▶ [Material]:
──────────────────────────────
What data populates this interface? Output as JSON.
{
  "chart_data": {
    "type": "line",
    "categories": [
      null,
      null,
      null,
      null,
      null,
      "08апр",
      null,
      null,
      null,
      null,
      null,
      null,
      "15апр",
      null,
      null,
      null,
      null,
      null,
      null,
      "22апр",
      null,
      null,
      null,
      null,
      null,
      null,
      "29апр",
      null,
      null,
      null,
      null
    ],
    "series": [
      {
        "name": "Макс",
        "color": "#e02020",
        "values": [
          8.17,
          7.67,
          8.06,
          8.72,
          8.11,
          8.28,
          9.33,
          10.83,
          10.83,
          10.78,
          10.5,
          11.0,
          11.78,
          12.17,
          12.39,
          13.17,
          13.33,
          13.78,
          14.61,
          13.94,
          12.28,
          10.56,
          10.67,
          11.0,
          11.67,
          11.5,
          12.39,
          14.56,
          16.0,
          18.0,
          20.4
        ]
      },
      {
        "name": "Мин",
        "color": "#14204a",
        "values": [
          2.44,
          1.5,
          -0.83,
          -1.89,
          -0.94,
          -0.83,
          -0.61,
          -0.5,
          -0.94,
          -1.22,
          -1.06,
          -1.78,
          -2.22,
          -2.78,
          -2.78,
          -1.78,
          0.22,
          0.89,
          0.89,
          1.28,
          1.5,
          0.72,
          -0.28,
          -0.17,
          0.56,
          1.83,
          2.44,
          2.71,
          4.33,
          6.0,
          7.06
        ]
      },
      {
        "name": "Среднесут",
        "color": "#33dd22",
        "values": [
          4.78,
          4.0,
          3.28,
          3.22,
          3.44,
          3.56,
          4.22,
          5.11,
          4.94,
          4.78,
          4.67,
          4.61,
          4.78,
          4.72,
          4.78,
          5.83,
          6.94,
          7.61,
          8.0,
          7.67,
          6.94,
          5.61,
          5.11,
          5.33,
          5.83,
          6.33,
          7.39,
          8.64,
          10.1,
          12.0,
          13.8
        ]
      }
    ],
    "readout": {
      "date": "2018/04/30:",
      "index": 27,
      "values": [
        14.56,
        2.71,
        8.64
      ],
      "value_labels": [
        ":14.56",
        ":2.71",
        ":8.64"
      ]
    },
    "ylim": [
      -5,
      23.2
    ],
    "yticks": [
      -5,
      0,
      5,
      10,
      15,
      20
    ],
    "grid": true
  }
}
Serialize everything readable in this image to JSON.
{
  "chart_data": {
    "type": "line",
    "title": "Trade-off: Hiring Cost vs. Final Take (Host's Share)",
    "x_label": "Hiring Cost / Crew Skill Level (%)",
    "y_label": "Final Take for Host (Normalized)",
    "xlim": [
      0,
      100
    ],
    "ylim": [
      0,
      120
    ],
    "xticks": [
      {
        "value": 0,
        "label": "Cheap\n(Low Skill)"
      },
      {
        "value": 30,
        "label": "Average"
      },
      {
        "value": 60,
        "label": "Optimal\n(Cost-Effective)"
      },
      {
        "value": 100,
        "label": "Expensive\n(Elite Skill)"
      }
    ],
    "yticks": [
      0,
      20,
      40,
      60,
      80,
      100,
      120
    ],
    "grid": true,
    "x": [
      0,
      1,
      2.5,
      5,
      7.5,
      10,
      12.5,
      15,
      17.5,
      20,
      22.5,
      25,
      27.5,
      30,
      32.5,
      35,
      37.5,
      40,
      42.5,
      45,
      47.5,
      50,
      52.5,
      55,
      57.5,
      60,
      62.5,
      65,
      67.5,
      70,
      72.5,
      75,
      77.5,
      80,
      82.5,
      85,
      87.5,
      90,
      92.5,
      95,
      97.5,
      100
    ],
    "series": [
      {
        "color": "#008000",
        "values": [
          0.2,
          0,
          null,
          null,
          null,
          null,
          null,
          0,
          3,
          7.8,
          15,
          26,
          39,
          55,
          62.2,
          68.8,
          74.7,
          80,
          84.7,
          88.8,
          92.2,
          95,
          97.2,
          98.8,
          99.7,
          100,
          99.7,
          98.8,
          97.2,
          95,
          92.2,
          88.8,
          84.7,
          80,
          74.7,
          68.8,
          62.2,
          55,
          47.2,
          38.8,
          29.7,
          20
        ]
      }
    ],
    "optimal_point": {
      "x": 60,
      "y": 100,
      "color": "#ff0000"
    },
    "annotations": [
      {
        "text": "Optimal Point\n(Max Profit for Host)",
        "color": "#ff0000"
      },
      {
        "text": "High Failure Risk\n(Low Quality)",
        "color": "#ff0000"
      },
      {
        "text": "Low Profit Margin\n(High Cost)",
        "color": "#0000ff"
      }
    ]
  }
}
──────────────────────────────
▶ [Work required]:
Word for word, extract all the records.

▶ [Solution]:
What data populates this interface? Output as JSON.
{
  "chart_data": {
    "type": "line",
    "categories": [
      null,
      null,
      null,
      null,
      null,
      "08апр",
      null,
      null,
      null,
      null,
      null,
      null,
      "15апр",
      null,
      null,
      null,
      null,
      null,
      null,
      "22апр",
      null,
      null,
      null,
      null,
      null,
      null,
      "29апр",
      null,
      null,
      null,
      null
    ],
    "series": [
      {
        "name": "Макс",
        "color": "#e02020",
        "values": [
          8.17,
          7.67,
          8.06,
          8.72,
          8.11,
          8.28,
          9.33,
          10.83,
          10.83,
          10.78,
          10.5,
          11.0,
          11.78,
          12.17,
          12.39,
          13.17,
          13.33,
          13.78,
          14.61,
          13.94,
          12.28,
          10.56,
          10.67,
          11.0,
          11.67,
          11.5,
          12.39,
          14.56,
          16.0,
          18.0,
          20.4
        ]
      },
      {
        "name": "Мин",
        "color": "#14204a",
        "values": [
          2.44,
          1.5,
          -0.83,
          -1.89,
          -0.94,
          -0.83,
          -0.61,
          -0.5,
          -0.94,
          -1.22,
          -1.06,
          -1.78,
          -2.22,
          -2.78,
          -2.78,
          -1.78,
          0.22,
          0.89,
          0.89,
          1.28,
          1.5,
          0.72,
          -0.28,
          -0.17,
          0.56,
          1.83,
          2.44,
          2.71,
          4.33,
          6.0,
          7.06
        ]
      },
      {
        "name": "Среднесут",
        "color": "#33dd22",
        "values": [
          4.78,
          4.0,
          3.28,
          3.22,
          3.44,
          3.56,
          4.22,
          5.11,
          4.94,
          4.78,
          4.67,
          4.61,
          4.78,
          4.72,
          4.78,
          5.83,
          6.94,
          7.61,
          8.0,
          7.67,
          6.94,
          5.61,
          5.11,
          5.33,
          5.83,
          6.33,
          7.39,
          8.64,
          10.1,
          12.0,
          13.8
        ]
      }
    ],
    "readout": {
      "date": "2018/04/30:",
      "index": 27,
      "values": [
        14.56,
        2.71,
        8.64
      ],
      "value_labels": [
        ":14.56",
        ":2.71",
        ":8.64"
      ]
    },
    "ylim": [
      -5,
      23.2
    ],
    "yticks": [
      -5,
      0,
      5,
      10,
      15,
      20
    ],
    "grid": true
  }
}
Serialize everything readable in this image to JSON.
{
  "chart_data": {
    "type": "line",
    "title": "Trade-off: Hiring Cost vs. Final Take (Host's Share)",
    "x_label": "Hiring Cost / Crew Skill Level (%)",
    "y_label": "Final Take for Host (Normalized)",
    "xlim": [
      0,
      100
    ],
    "ylim": [
      0,
      120
    ],
    "xticks": [
      {
        "value": 0,
        "label": "Cheap\n(Low Skill)"
      },
      {
        "value": 30,
        "label": "Average"
      },
      {
        "value": 60,
        "label": "Optimal\n(Cost-Effective)"
      },
      {
        "value": 100,
        "label": "Expensive\n(Elite Skill)"
      }
    ],
    "yticks": [
      0,
      20,
      40,
      60,
      80,
      100,
      120
    ],
    "grid": true,
    "x": [
      0,
      1,
      2.5,
      5,
      7.5,
      10,
      12.5,
      15,
      17.5,
      20,
      22.5,
      25,
      27.5,
      30,
      32.5,
      35,
      37.5,
      40,
      42.5,
      45,
      47.5,
      50,
      52.5,
      55,
      57.5,
      60,
      62.5,
      65,
      67.5,
      70,
      72.5,
      75,
      77.5,
      80,
      82.5,
      85,
      87.5,
      90,
      92.5,
      95,
      97.5,
      100
    ],
    "series": [
      {
        "color": "#008000",
        "values": [
          0.2,
          0,
          null,
          null,
          null,
          null,
          null,
          0,
          3,
          7.8,
          15,
          26,
          39,
          55,
          62.2,
          68.8,
          74.7,
          80,
          84.7,
          88.8,
          92.2,
          95,
          97.2,
          98.8,
          99.7,
          100,
          99.7,
          98.8,
          97.2,
          95,
          92.2,
          88.8,
          84.7,
          80,
          74.7,
          68.8,
          62.2,
          55,
          47.2,
          38.8,
          29.7,
          20
        ]
      }
    ],
    "optimal_point": {
      "x": 60,
      "y": 100,
      "color": "#ff0000"
    },
    "annotations": [
      {
        "text": "Optimal Point\n(Max Profit for Host)",
        "color": "#ff0000"
      },
      {
        "text": "High Failure Risk\n(Low Quality)",
        "color": "#ff0000"
      },
      {
        "text": "Low Profit Margin\n(High Cost)",
        "color": "#0000ff"
      }
    ]
  }
}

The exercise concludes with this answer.